Characteristics
Lead is a bright and silvery metal with a very slight shade of blue in a dry atmosphere. Upon contact with air, it begins to tarnish by forming a complex mixture of compounds depending on the conditions. The color of the compounds can vary. The tarnish layer can contain significant amounts of carbonates and hydroxycarbonates. It has a few characteristic properties: high density, softness, ductility and malleability, poor electrical conductivity compared to other metals, high resistance to corrosion, and ability to react with organic chemicals.
Various traces of other metals change its properties significantly: the addition of small amounts of antimony or copper increases hardness and improves the corrosion reflection from sulfuric acid for lead. A few other metals also improve only hardness and fight metal fatigue, such as cadmium, tin, or tellurium; metals like sodium or calcium also have this ability, but they weaken the chemical stability. Finally, zinc and bismuth simply impair the corrosion resistance (0.1% bismuth content is the industrial usage threshold). In return, lead impurities mostly worsen the quality of industrial materials, although there are exceptions: for example, small amounts of lead improve the ductility of steel.
Lead has only one common allotrope, which is face-centered cubic, with the lead–lead distance being 349 pm. At 327.5 °C (621.5 °F), lead melts; the melting point is above that of tin (232 °C, 449.5 °F), but significantly below that of germanium (938 °C, 1721 °F). The boiling point of lead is 1749 °C (3180 °F), which is below those of both tin (2602 °C, 4716 °F) and germanium (2833 °C, 5131 °F). Densities increase down the group: the Ge and Sn values (5.23 and 7.29 g•cm−3, respectively) are significantly below that of lead: 11.32 g•cm−3.

□ □ □ □ □

◆ To do ◆
According to the passage on the characteristics of lead, at what temperature does lead melt?

□ □ □ □ □

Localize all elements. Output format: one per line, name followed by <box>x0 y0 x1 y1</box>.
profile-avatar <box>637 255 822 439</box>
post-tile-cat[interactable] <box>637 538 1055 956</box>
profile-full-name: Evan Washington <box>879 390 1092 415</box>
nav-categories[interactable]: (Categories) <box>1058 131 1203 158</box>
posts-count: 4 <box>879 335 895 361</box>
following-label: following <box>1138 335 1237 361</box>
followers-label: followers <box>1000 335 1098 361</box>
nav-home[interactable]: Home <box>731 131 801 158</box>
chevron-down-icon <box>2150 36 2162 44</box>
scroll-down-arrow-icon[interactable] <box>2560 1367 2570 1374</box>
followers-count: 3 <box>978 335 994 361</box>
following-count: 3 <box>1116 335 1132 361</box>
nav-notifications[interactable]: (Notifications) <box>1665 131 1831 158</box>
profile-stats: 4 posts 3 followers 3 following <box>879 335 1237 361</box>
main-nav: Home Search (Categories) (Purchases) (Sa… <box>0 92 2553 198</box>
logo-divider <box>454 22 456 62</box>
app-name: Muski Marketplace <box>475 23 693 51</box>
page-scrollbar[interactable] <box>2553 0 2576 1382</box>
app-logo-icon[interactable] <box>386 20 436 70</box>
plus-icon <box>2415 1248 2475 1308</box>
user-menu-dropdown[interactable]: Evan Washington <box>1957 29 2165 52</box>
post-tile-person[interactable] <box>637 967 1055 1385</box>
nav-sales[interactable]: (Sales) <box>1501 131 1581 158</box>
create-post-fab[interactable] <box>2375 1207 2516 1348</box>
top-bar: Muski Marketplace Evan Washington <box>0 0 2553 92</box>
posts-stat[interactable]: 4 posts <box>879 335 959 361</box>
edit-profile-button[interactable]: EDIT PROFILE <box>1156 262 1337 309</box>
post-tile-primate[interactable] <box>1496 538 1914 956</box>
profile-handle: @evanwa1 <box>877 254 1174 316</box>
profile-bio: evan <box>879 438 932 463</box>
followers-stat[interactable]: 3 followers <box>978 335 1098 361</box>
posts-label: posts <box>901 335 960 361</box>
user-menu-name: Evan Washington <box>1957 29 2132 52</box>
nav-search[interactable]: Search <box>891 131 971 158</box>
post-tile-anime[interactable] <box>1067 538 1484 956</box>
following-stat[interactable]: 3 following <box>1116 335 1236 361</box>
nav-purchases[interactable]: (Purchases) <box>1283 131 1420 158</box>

□ □ □ □ □

◆ Expected output ◆
Lead melts at 327.5 °C (621.5 °F).